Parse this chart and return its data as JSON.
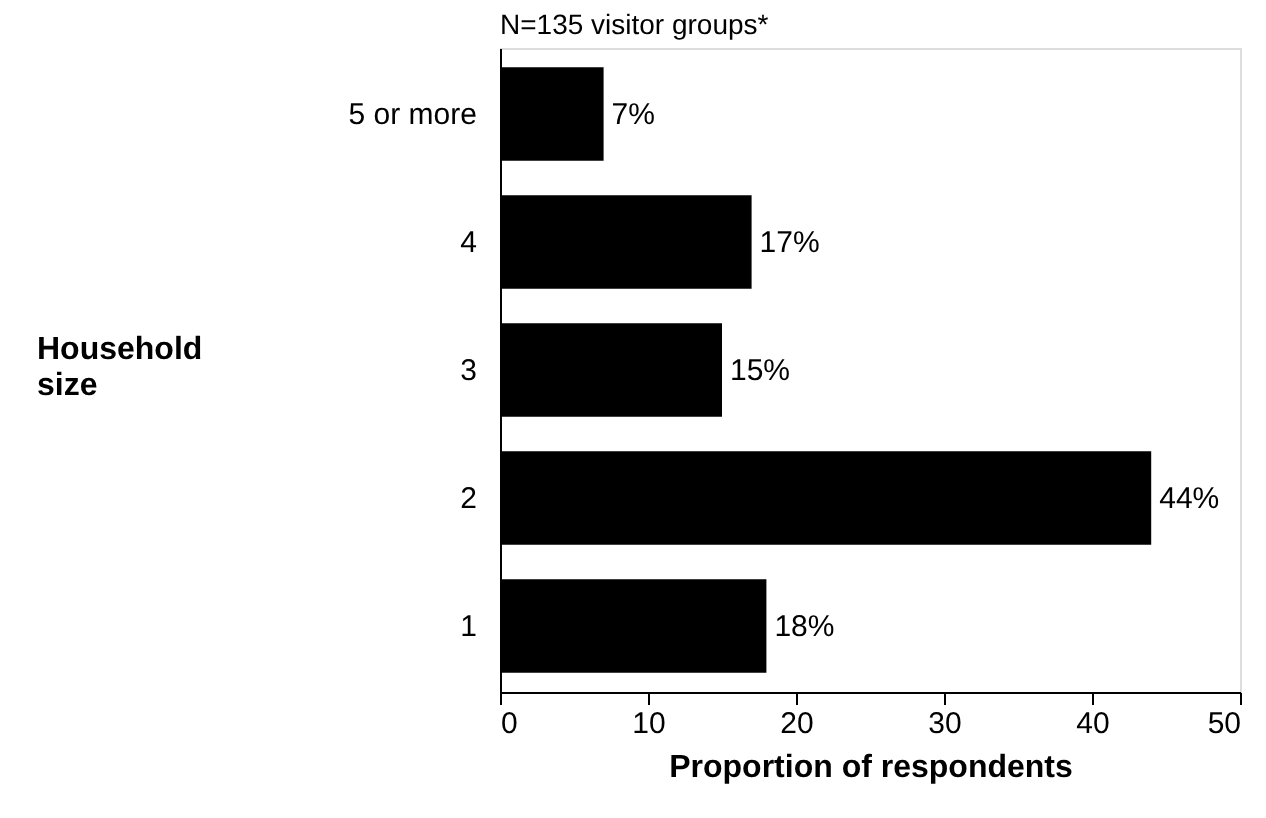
{
  "chart_data": {
    "type": "bar",
    "orientation": "horizontal",
    "title": "N=135 visitor groups*",
    "ylabel": "Household size",
    "xlabel": "Proportion of respondents",
    "categories": [
      "5 or more",
      "4",
      "3",
      "2",
      "1"
    ],
    "values": [
      7,
      17,
      15,
      44,
      18
    ],
    "value_labels": [
      "7%",
      "17%",
      "15%",
      "44%",
      "18%"
    ],
    "color": "#000000",
    "xlim": [
      0,
      50
    ],
    "xticks": [
      0,
      10,
      20,
      30,
      40,
      50
    ],
    "grid": false
  }
}
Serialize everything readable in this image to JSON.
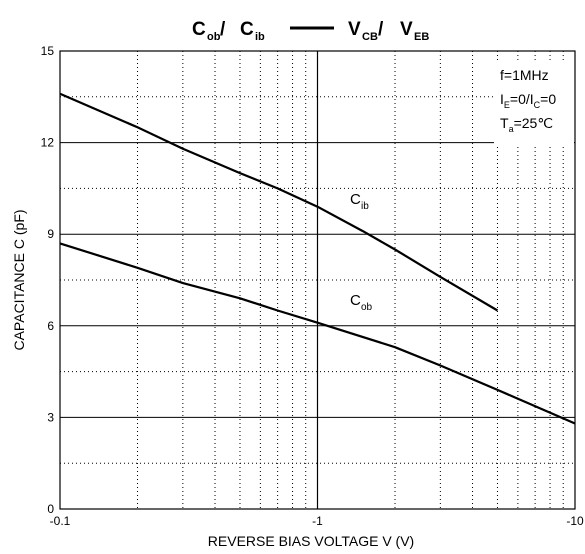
{
  "chart_data": {
    "type": "line",
    "title": {
      "left_main": "C",
      "left_sub": "ob",
      "left_sep": " / ",
      "left2_main": "C",
      "left2_sub": "ib",
      "right_main": "V",
      "right_sub": "CB",
      "right_sep": " / ",
      "right2_main": "V",
      "right2_sub": "EB"
    },
    "xlabel": "REVERSE BIAS VOLTAGE   V   (V)",
    "ylabel": "CAPACITANCE   C   (pF)",
    "xscale": "log",
    "xlim": [
      0.1,
      10
    ],
    "ylim": [
      0,
      15
    ],
    "x_tick_labels": [
      "-0.1",
      "-1",
      "-10"
    ],
    "y_tick_labels": [
      "0",
      "3",
      "6",
      "9",
      "12",
      "15"
    ],
    "grid": true,
    "conditions": {
      "freq": "f=1MHz",
      "bias_a_main": "I",
      "bias_a_sub": "E",
      "bias_mid": "=0/I",
      "bias_b_sub": "C",
      "bias_end": "=0",
      "temp_main": "T",
      "temp_sub": "a",
      "temp_end": "=25℃"
    },
    "series": [
      {
        "name_main": "C",
        "name_sub": "ib",
        "x": [
          0.1,
          0.2,
          0.3,
          0.5,
          0.7,
          1.0,
          1.5,
          2.0,
          3.0,
          5.0
        ],
        "y": [
          13.6,
          12.5,
          11.8,
          11.0,
          10.5,
          9.9,
          9.1,
          8.5,
          7.6,
          6.5
        ]
      },
      {
        "name_main": "C",
        "name_sub": "ob",
        "x": [
          0.1,
          0.2,
          0.3,
          0.5,
          0.7,
          1.0,
          2.0,
          3.0,
          5.0,
          10.0
        ],
        "y": [
          8.7,
          7.9,
          7.4,
          6.9,
          6.5,
          6.1,
          5.3,
          4.7,
          3.9,
          2.8
        ]
      }
    ]
  }
}
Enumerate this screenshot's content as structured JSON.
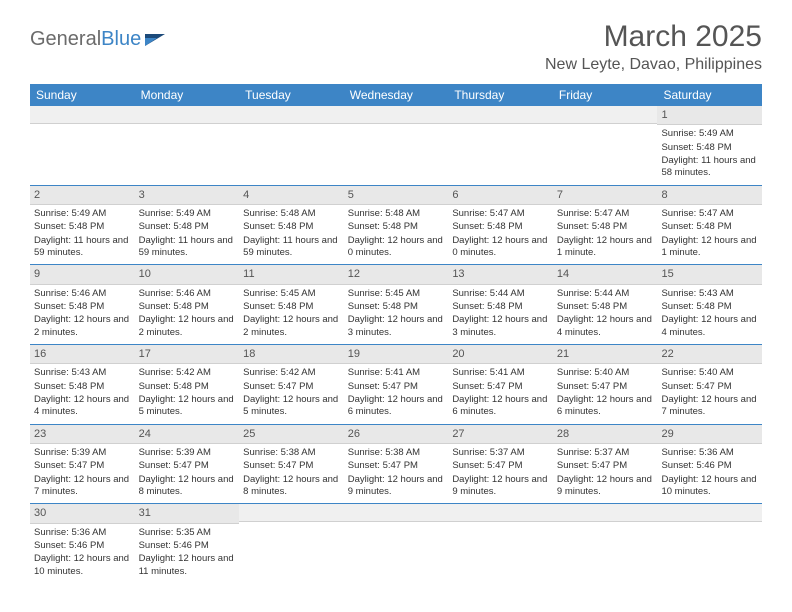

__EXERCISE GOAL__:
Transcribe the whole listing exactly. Pictures stay out of your copy.

__SOLUTION FOR THIS EXERCISE__:
Parse this chart and return its data as JSON.
{
  "chart_data": {
    "type": "bar",
    "orientation": "horizontal",
    "title": "N=135 visitor groups*",
    "ylabel": "Household size",
    "xlabel": "Proportion of respondents",
    "categories": [
      "5 or more",
      "4",
      "3",
      "2",
      "1"
    ],
    "values": [
      7,
      17,
      15,
      44,
      18
    ],
    "value_labels": [
      "7%",
      "17%",
      "15%",
      "44%",
      "18%"
    ],
    "color": "#000000",
    "xlim": [
      0,
      50
    ],
    "xticks": [
      0,
      10,
      20,
      30,
      40,
      50
    ],
    "grid": false
  }
}
Serialize everything readable in this image to JSON.
{
  "chart_data": {
    "type": "line",
    "title": {
      "left_main": "C",
      "left_sub": "ob",
      "left_sep": " / ",
      "left2_main": "C",
      "left2_sub": "ib",
      "right_main": "V",
      "right_sub": "CB",
      "right_sep": " / ",
      "right2_main": "V",
      "right2_sub": "EB"
    },
    "xlabel": "REVERSE BIAS VOLTAGE   V   (V)",
    "ylabel": "CAPACITANCE   C   (pF)",
    "xscale": "log",
    "xlim": [
      0.1,
      10
    ],
    "ylim": [
      0,
      15
    ],
    "x_tick_labels": [
      "-0.1",
      "-1",
      "-10"
    ],
    "y_tick_labels": [
      "0",
      "3",
      "6",
      "9",
      "12",
      "15"
    ],
    "grid": true,
    "conditions": {
      "freq": "f=1MHz",
      "bias_a_main": "I",
      "bias_a_sub": "E",
      "bias_mid": "=0/I",
      "bias_b_sub": "C",
      "bias_end": "=0",
      "temp_main": "T",
      "temp_sub": "a",
      "temp_end": "=25℃"
    },
    "series": [
      {
        "name_main": "C",
        "name_sub": "ib",
        "x": [
          0.1,
          0.2,
          0.3,
          0.5,
          0.7,
          1.0,
          1.5,
          2.0,
          3.0,
          5.0
        ],
        "y": [
          13.6,
          12.5,
          11.8,
          11.0,
          10.5,
          9.9,
          9.1,
          8.5,
          7.6,
          6.5
        ]
      },
      {
        "name_main": "C",
        "name_sub": "ob",
        "x": [
          0.1,
          0.2,
          0.3,
          0.5,
          0.7,
          1.0,
          2.0,
          3.0,
          5.0,
          10.0
        ],
        "y": [
          8.7,
          7.9,
          7.4,
          6.9,
          6.5,
          6.1,
          5.3,
          4.7,
          3.9,
          2.8
        ]
      }
    ]
  }
}
Enumerate this screenshot's content as structured JSON.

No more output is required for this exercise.